TASK DETAILS »
Below are the records. List every line holding the word "русского".

-=-=-=-=-

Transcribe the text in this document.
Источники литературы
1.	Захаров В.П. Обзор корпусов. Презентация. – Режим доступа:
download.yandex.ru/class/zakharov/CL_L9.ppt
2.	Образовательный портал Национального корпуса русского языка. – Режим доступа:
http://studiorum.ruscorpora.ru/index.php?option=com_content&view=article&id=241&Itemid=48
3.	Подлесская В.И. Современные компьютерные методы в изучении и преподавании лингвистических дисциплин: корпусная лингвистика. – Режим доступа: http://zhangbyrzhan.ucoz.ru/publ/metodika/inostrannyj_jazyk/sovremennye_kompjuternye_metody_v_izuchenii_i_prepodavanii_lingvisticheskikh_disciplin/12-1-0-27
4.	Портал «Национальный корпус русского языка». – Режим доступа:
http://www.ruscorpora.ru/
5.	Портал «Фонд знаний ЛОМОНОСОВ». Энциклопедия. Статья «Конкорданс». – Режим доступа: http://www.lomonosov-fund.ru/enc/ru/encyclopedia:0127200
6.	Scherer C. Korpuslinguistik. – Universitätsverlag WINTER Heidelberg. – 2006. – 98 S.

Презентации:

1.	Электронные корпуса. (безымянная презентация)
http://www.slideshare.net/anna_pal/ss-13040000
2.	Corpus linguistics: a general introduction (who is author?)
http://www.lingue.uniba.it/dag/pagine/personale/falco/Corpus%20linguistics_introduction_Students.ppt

-=-=-=-=-

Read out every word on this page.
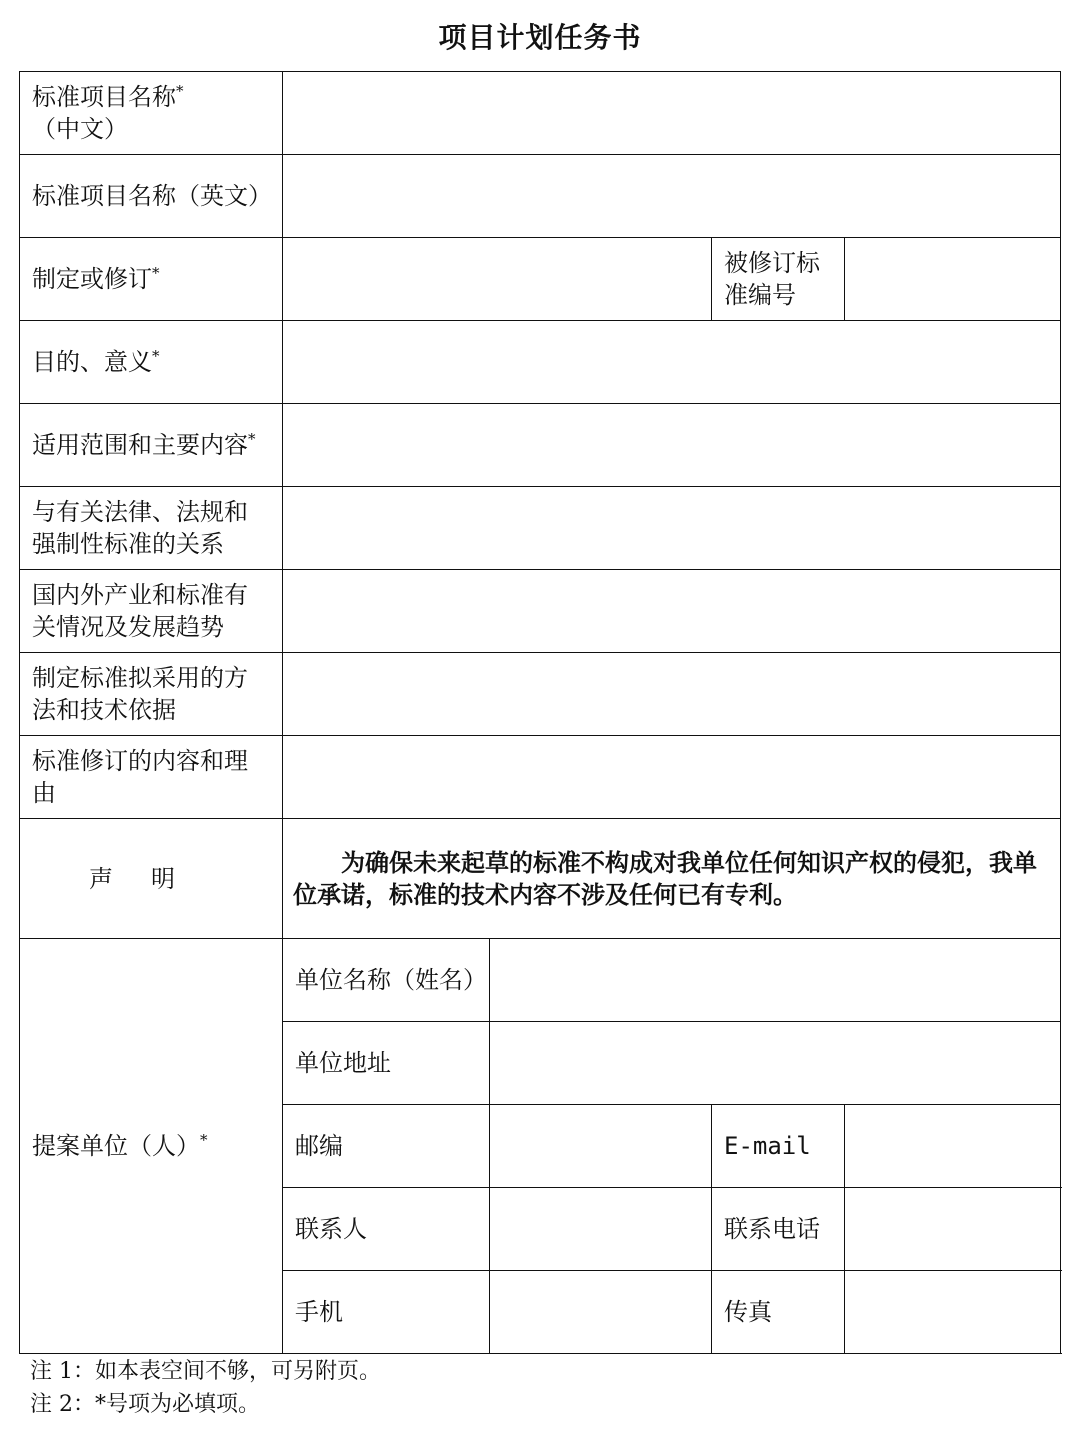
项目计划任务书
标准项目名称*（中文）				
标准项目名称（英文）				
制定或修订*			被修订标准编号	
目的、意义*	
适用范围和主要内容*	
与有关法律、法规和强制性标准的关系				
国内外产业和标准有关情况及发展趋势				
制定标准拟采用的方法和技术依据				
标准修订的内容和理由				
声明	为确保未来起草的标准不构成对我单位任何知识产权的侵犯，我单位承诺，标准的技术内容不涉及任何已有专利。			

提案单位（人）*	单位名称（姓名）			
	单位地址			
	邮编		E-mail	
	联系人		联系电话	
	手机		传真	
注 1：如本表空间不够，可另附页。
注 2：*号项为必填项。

-=-=-=-=-

FULL SOLUTION »
2.	Образовательный портал Национального корпуса русского языка. – Режим доступа:
4.	Портал «Национальный корпус русского языка». – Режим доступа:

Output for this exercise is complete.